Data records:
#####

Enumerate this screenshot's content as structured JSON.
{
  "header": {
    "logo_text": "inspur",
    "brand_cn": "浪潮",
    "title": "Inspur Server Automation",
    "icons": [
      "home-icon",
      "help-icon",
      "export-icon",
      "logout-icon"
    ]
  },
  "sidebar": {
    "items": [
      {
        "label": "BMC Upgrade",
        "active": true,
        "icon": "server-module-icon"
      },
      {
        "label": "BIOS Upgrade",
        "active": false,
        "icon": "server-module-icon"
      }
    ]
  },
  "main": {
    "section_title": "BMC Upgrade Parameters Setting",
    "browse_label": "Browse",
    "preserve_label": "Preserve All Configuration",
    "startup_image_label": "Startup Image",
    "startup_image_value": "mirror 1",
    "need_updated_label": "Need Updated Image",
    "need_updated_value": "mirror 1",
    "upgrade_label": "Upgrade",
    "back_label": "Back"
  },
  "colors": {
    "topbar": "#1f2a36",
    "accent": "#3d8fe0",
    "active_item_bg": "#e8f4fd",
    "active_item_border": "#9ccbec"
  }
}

#####

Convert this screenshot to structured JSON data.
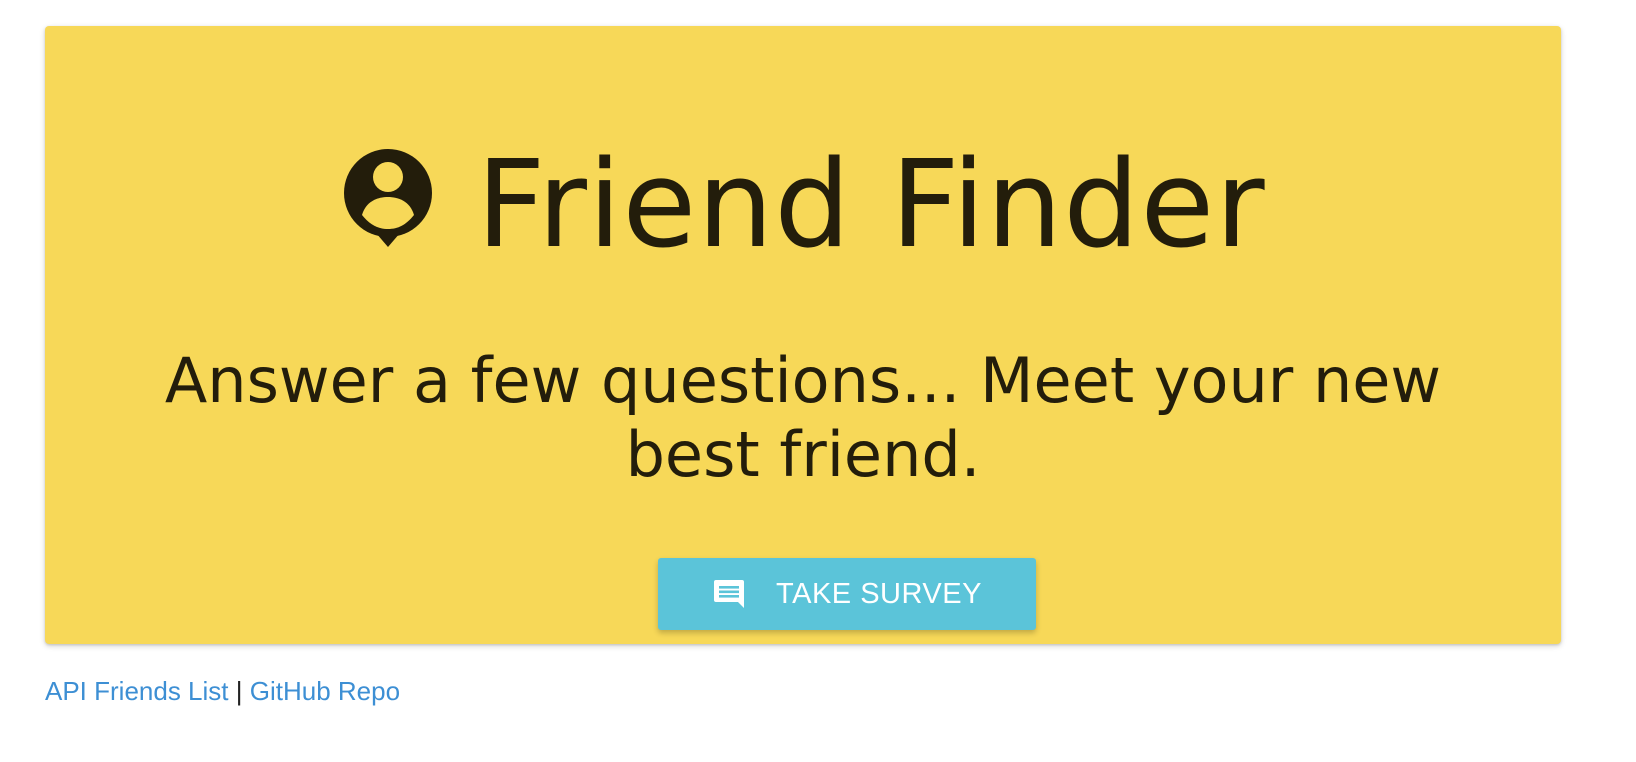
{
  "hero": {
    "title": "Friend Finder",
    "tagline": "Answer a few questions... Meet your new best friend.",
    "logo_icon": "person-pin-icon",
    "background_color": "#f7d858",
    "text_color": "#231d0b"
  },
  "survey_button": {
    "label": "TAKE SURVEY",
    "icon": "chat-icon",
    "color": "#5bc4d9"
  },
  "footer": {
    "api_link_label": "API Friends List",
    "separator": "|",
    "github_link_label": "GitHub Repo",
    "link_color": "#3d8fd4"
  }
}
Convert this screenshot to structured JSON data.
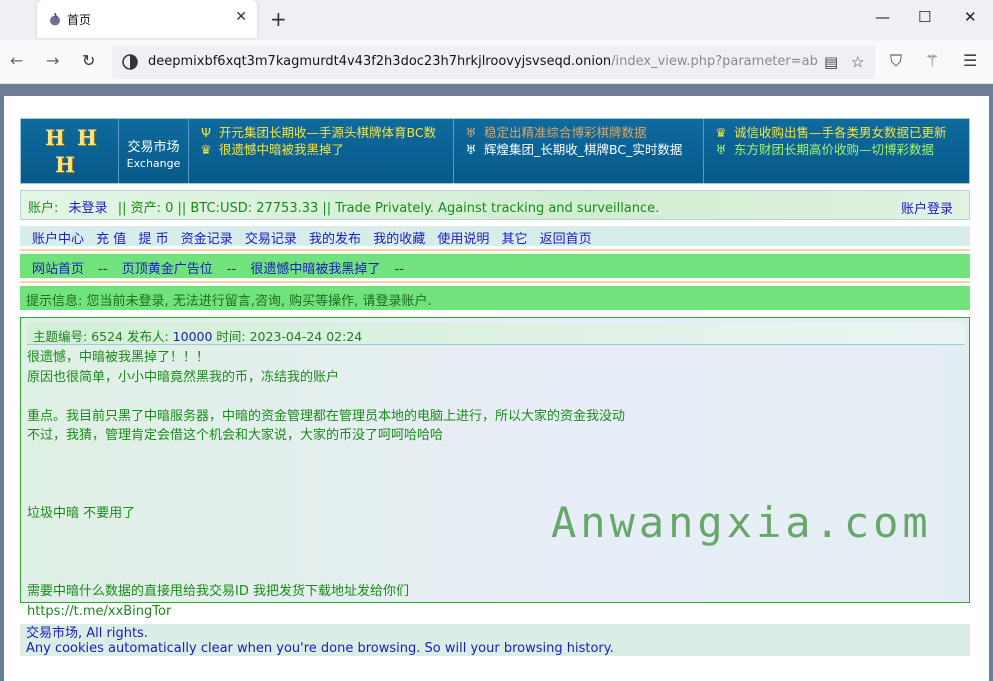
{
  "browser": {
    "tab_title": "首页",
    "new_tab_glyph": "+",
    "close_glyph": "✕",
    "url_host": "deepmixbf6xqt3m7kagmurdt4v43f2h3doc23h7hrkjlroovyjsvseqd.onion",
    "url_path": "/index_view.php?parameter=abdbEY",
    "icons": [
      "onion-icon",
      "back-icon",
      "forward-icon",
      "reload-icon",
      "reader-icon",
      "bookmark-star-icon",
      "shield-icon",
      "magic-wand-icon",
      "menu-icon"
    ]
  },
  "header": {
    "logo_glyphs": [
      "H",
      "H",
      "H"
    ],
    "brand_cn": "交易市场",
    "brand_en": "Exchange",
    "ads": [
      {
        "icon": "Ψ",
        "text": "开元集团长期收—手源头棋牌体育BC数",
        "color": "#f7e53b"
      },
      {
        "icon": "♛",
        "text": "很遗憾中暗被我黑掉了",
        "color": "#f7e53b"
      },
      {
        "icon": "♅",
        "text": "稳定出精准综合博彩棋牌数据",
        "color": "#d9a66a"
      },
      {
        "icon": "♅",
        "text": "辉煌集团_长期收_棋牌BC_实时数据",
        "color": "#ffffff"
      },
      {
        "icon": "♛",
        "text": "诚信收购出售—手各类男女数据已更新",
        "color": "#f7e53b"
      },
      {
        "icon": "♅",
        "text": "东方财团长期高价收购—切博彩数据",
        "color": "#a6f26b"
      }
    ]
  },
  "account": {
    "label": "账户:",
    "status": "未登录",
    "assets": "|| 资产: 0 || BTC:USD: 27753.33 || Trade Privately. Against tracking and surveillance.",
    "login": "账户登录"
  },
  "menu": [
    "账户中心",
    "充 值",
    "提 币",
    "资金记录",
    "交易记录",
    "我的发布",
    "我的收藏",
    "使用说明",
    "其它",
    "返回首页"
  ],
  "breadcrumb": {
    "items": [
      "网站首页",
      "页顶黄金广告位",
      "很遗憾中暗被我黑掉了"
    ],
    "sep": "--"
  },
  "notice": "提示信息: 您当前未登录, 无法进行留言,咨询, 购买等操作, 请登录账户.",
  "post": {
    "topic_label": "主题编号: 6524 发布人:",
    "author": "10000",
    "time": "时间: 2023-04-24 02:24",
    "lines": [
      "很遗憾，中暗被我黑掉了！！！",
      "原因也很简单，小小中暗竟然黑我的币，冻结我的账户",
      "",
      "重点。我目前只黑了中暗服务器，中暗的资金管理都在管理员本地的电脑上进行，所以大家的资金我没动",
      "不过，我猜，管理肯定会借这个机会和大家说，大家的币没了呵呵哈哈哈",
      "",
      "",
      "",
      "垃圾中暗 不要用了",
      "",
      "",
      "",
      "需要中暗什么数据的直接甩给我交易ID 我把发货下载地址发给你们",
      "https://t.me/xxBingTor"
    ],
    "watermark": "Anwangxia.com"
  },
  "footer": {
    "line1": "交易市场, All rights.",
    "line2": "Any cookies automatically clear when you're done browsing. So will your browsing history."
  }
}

#####

[GOAL]
Determine how many lines of the listing above hold the word "onion". Report that number without anything else.

[FINISHED TASK]
2